___ Data excerpts ___

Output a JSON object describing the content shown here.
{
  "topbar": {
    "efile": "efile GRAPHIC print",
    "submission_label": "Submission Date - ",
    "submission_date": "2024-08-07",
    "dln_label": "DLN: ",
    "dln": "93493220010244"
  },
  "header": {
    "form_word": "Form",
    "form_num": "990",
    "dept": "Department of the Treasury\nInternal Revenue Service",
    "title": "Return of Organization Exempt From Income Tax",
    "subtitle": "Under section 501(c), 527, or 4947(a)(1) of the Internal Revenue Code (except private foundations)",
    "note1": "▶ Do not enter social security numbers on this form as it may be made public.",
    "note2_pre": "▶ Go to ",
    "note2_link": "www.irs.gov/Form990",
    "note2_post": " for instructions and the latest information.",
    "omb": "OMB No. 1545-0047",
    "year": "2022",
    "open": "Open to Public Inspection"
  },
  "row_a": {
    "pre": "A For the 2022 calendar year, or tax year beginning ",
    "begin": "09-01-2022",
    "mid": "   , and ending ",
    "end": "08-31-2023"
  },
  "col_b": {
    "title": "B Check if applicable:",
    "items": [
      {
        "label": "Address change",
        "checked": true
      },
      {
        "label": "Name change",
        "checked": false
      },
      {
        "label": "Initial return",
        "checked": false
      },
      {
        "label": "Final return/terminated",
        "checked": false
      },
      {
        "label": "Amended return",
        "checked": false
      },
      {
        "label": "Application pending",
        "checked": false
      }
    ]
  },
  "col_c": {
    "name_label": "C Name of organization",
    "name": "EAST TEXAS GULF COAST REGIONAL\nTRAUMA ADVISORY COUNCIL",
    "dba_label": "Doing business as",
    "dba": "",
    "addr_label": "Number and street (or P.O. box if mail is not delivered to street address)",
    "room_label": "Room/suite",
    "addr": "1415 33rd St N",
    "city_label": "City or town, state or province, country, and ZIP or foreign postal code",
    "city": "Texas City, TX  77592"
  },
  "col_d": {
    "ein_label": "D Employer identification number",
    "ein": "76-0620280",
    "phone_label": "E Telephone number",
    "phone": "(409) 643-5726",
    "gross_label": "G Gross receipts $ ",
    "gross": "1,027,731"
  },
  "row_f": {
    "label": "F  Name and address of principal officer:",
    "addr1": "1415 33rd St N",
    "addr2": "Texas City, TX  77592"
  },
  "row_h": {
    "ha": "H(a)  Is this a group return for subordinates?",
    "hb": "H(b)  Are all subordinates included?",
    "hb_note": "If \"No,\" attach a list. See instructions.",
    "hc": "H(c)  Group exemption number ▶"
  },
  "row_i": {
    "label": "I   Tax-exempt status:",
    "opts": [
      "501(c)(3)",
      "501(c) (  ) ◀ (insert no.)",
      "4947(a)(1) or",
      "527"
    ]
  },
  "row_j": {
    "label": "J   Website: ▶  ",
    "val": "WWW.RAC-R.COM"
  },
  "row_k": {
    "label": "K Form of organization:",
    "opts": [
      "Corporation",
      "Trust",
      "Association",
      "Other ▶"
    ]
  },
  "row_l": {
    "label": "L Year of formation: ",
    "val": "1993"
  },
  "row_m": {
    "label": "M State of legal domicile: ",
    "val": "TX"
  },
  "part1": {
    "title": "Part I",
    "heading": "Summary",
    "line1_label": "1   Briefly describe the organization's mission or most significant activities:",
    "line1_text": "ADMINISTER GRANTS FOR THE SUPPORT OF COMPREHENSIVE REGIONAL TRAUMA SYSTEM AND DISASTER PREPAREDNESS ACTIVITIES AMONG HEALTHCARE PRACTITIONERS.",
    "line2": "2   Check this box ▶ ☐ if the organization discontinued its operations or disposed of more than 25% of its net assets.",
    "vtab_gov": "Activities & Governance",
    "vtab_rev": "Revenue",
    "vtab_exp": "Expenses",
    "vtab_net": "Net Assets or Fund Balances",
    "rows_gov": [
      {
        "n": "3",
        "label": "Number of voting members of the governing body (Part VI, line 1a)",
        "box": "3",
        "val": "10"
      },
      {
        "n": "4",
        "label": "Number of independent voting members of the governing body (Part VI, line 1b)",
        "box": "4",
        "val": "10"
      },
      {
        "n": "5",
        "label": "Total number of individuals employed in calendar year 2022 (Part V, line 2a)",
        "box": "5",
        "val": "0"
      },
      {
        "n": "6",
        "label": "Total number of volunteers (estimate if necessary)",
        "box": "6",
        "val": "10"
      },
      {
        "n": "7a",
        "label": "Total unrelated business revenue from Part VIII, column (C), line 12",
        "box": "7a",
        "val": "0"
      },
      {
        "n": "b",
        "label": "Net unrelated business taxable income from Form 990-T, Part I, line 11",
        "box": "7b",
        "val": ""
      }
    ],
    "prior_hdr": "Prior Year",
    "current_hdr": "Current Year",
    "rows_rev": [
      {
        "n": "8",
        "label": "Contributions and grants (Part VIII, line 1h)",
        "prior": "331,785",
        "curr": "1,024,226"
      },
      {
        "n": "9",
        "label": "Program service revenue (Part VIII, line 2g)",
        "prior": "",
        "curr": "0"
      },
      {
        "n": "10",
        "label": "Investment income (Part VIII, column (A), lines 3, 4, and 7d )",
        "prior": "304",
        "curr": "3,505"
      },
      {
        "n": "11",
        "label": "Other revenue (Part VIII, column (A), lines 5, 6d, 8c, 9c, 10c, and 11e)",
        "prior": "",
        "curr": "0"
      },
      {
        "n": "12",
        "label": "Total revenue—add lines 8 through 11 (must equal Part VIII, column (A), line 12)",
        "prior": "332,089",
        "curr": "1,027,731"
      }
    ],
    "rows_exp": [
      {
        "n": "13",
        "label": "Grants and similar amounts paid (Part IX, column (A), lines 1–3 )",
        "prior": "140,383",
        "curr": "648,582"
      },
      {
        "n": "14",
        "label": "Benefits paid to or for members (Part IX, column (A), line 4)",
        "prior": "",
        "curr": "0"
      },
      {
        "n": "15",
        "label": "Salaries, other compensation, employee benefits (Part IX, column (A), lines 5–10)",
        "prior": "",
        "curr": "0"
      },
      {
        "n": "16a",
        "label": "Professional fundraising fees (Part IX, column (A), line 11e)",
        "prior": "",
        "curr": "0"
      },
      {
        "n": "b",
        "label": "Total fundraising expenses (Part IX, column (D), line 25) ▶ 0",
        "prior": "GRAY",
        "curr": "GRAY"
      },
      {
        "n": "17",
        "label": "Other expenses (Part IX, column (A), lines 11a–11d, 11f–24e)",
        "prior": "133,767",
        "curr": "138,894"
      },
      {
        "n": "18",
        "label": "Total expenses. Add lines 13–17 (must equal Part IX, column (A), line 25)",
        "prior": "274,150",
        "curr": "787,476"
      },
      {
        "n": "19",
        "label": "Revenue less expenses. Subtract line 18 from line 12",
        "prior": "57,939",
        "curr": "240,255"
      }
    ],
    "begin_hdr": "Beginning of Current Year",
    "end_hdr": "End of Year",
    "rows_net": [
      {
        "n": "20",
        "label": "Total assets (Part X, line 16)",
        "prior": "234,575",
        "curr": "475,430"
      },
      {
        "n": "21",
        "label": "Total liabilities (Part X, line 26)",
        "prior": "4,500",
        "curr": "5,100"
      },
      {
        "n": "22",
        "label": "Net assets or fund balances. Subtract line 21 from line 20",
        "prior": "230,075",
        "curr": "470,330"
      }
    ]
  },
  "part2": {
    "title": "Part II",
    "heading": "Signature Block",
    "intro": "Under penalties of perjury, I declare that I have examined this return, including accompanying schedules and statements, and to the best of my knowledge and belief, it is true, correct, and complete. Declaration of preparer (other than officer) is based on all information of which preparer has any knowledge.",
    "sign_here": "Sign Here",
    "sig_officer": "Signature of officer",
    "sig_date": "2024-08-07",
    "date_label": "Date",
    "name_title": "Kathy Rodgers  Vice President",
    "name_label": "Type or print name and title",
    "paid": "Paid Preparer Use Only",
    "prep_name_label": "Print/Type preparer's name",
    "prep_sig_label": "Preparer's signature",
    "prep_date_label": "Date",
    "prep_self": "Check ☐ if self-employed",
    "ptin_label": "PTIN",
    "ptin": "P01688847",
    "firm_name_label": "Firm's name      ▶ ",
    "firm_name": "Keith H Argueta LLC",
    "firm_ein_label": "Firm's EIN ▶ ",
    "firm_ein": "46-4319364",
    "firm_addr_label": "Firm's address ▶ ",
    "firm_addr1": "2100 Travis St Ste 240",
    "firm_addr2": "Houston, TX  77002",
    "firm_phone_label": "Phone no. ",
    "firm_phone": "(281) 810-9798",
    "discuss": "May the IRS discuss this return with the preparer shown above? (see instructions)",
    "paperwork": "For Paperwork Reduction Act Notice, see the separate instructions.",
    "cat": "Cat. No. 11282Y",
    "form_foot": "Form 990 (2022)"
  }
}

___

** Exercise **
Whichever lines contain the string "true", select and copy them.

** Response to the exercise **
        "checked": true
    "intro": "Under penalties of perjury, I declare that I have examined this return, including accompanying schedules and statements, and to the best of my knowledge and belief, it is true, correct, and complete. Declaration of preparer (other than officer) is based on all information of which preparer has any knowledge.",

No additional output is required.